→ **Extrait à lire**:

Le président de l’Assemblée nationale, le Professeur Vital Kamerhe, a ouvert ce lundi 15 Septembre la session ordinaire de septembre, essentiellement consacrée au budget, dans une atmosphère politique tendue. Au cœur de la plénière : un discours fort, empreint d’humilité, de clarification et d’appel à l’unité.
Face à la fronde d’une partie des députés nationaux, qui ont initié une pétition visant le bureau qu’il dirige, Kamerhe a choisi le ton de l’apaisement. Reconnaissant les critiques, il a qualifié cette initiative parlementaire de légitime, « témoignant de la vitalité de notre démocratie ».
« Il me semble opportun de rappeler que cette initiative devrait être reconsidérée à la lumière des avancées notables enregistrées dans la prise en charge des principales préoccupations soulevées, et aussi au regard du contexte particulier que traverse notre pays », a déclaré le président de la chambre basse.

→ **Données de l'exercice**:
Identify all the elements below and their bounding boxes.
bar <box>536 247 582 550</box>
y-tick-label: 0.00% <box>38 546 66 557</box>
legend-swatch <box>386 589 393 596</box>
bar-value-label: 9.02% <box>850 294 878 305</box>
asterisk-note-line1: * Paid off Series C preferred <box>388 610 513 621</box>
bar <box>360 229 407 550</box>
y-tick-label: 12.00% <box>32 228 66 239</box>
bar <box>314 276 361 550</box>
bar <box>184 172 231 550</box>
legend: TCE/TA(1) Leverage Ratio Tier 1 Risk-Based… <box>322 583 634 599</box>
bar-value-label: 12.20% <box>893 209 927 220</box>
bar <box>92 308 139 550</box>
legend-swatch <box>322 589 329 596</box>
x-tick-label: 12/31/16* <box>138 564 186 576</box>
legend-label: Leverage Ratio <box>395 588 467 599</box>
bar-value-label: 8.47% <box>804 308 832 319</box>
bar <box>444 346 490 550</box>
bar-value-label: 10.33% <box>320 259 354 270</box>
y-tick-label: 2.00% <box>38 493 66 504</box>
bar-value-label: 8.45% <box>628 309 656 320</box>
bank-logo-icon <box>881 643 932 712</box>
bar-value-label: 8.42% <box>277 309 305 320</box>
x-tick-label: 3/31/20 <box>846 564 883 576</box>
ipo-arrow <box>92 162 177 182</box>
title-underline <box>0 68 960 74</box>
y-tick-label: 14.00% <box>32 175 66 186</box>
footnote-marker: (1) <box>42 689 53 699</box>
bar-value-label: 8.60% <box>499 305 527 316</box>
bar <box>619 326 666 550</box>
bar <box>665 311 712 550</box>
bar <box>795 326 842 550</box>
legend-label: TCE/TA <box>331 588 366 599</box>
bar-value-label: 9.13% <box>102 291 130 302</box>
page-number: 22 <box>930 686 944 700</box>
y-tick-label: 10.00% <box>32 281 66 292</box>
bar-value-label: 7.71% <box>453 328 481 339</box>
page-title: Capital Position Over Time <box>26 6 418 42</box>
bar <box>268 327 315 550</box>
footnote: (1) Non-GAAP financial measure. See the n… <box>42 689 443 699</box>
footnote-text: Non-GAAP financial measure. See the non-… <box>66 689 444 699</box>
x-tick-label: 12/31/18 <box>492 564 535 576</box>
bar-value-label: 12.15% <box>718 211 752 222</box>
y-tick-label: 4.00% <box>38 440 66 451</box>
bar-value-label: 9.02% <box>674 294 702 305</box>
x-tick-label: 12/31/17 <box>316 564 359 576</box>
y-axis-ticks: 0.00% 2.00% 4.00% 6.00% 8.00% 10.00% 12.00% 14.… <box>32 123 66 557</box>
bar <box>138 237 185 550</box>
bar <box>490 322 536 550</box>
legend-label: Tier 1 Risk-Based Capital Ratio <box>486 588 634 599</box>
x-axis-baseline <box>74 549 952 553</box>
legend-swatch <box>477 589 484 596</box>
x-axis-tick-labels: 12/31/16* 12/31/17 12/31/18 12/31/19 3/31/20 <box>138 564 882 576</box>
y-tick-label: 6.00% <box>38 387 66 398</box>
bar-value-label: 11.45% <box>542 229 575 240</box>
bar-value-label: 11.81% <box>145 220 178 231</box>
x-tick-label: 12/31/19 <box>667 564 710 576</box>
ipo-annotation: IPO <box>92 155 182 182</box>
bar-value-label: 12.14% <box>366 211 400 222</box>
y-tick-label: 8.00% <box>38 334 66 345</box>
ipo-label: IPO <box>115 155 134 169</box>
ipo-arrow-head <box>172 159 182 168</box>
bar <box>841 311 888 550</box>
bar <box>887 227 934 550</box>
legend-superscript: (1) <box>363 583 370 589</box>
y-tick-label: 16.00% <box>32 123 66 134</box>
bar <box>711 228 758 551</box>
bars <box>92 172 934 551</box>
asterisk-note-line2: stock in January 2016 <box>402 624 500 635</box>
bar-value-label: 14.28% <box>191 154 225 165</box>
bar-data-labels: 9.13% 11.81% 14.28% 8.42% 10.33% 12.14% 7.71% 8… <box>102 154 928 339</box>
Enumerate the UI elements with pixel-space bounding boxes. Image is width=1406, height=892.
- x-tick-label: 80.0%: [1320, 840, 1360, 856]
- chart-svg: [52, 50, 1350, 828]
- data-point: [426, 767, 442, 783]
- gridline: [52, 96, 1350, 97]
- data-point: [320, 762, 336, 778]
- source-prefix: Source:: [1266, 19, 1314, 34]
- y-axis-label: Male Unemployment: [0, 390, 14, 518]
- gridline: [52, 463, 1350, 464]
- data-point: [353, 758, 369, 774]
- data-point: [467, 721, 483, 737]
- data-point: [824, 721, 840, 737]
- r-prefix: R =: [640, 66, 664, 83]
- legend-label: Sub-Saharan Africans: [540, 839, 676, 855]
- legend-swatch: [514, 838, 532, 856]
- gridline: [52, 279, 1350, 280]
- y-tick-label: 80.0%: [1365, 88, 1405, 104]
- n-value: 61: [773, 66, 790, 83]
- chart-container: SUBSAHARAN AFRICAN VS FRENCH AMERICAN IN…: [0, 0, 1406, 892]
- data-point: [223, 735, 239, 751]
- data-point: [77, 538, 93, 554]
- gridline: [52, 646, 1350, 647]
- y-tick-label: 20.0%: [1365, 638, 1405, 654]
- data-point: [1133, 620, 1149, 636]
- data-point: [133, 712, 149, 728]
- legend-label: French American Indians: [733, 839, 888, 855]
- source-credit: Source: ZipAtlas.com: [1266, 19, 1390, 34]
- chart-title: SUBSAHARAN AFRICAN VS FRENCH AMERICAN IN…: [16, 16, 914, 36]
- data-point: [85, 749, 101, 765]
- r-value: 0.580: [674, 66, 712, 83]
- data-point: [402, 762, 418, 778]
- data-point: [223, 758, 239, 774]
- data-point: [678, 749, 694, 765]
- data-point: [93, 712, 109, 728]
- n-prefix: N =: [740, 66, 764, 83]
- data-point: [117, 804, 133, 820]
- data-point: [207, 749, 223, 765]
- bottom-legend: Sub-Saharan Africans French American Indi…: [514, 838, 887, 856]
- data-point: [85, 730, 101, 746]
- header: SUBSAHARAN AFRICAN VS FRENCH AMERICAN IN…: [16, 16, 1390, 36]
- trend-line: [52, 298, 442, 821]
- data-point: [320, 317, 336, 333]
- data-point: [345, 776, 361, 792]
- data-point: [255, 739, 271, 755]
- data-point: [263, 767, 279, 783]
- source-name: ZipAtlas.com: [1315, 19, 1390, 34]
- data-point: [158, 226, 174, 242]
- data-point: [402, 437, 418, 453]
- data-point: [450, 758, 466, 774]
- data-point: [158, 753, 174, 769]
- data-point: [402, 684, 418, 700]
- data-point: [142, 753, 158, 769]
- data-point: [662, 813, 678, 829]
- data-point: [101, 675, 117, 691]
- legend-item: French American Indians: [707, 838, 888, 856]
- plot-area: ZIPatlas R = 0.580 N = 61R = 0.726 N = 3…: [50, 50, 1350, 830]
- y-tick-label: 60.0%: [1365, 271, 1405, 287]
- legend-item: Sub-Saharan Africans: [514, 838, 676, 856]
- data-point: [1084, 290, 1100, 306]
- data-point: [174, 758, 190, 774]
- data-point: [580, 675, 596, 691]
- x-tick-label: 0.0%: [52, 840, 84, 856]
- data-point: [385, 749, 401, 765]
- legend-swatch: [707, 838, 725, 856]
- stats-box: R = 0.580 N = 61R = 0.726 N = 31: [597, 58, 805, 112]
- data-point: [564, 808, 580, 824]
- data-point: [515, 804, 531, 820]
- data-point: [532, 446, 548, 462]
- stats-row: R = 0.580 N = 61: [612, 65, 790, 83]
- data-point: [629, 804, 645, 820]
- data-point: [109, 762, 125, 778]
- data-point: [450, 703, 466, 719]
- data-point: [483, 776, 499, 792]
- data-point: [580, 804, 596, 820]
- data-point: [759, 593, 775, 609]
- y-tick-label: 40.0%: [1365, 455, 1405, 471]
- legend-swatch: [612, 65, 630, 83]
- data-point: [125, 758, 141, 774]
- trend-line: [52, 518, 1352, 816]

→ **Consignes de travail**:
1. Répondez aux questions suivantes à partir de l'article sur l'ouverture de la session à l'Assemblée nationale.
(a) Quel jour Vital Kamerhe a-t-il ouvert la session ordinaire de septembre ?
(b) À quoi cette session est-elle essentiellement consacrée ?
(c) Par quel adjectif Kamerhe a-t-il qualifié l'initiative parlementaire visant son bureau ?
2. Reprenez l'article sur l'ouverture de la session à l'Assemblée nationale après sa dernière phrase et poursuivez-en la rédaction.

→ **Réponses attendues**:
1.
(a) Le lundi 15 septembre.
(b) Au budget.
(c) Légitime.

2.
Il a salué les échanges engagés avec les pétitionnaires, estimant qu’ils ont permis de lever certains malentendus, de corriger des erreurs, et de démontrer la volonté collective d’améliorer le fonctionnement de l’institution.
« Je voudrais ici saluer l’attitude républicaine des honorables députés nationaux, y compris certains parmi les pétitionnaires, qui ont manifesté une vraie volonté de préserver la stabilité de nos institutions et de renforcer la cohésion au sein de l’Assemblée nationale », a-t-il ajouté.
Dans un geste rare en politique congolaise, Vital Kamerhe a présenté publiquement ses excuses :
« S’il y en a parmi vous qui se sont sentis froissés, heurtés ou dérangés par ma conduite ou mes propos, qu’ils daignent accepter l’expression de mes regrets les plus sincères. J’implore leur pardon. »
Enfin, le président de l’Assemblée a recentré le débat sur les attentes pressantes du peuple congolais, appelant les élus à se concentrer sur l’essentiel : la restauration de la paix, l’autorité de l’État, le relèvement du pouvoir d’achat, et l’accès aux services sociaux de base.